Records contained in a dataset:
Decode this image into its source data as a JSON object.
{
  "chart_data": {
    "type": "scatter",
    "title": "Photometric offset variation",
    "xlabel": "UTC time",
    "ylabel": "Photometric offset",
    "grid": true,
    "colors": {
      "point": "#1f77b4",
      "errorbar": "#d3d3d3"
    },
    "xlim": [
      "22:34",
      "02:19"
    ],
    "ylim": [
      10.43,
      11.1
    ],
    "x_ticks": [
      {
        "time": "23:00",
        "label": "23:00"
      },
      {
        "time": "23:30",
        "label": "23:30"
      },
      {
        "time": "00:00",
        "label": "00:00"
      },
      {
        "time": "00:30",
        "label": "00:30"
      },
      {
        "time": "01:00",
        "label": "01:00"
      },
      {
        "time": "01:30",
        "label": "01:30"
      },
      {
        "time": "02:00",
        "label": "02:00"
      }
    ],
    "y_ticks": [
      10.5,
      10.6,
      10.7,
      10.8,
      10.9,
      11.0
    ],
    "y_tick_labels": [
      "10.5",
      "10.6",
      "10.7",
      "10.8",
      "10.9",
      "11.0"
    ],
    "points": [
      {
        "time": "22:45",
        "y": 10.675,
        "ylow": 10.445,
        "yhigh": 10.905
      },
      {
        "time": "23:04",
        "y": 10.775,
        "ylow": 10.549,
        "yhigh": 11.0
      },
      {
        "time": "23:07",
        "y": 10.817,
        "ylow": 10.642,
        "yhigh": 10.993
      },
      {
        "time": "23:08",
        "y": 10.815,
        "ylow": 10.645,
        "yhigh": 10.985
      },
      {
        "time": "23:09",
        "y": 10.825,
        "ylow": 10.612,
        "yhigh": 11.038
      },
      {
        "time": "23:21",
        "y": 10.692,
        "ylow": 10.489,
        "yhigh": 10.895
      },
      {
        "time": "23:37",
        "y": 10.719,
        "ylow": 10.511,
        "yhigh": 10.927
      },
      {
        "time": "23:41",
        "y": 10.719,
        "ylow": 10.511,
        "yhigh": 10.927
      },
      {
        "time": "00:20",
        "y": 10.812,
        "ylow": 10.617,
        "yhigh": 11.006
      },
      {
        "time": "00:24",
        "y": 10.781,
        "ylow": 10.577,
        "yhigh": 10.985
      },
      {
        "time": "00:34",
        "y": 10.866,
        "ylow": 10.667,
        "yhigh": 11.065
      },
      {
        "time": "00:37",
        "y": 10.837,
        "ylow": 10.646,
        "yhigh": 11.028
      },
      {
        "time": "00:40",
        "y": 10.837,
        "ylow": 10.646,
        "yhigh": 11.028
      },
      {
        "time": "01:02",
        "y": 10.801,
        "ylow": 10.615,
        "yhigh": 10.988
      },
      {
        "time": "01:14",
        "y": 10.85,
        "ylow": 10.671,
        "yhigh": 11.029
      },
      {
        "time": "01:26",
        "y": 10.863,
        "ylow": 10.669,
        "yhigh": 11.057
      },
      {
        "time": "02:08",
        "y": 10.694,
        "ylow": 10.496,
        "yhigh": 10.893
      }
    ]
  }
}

# Problem details
Search the records above for "offset". Copy each line where it is found.

# Exercise output
    "title": "Photometric offset variation",
    "ylabel": "Photometric offset",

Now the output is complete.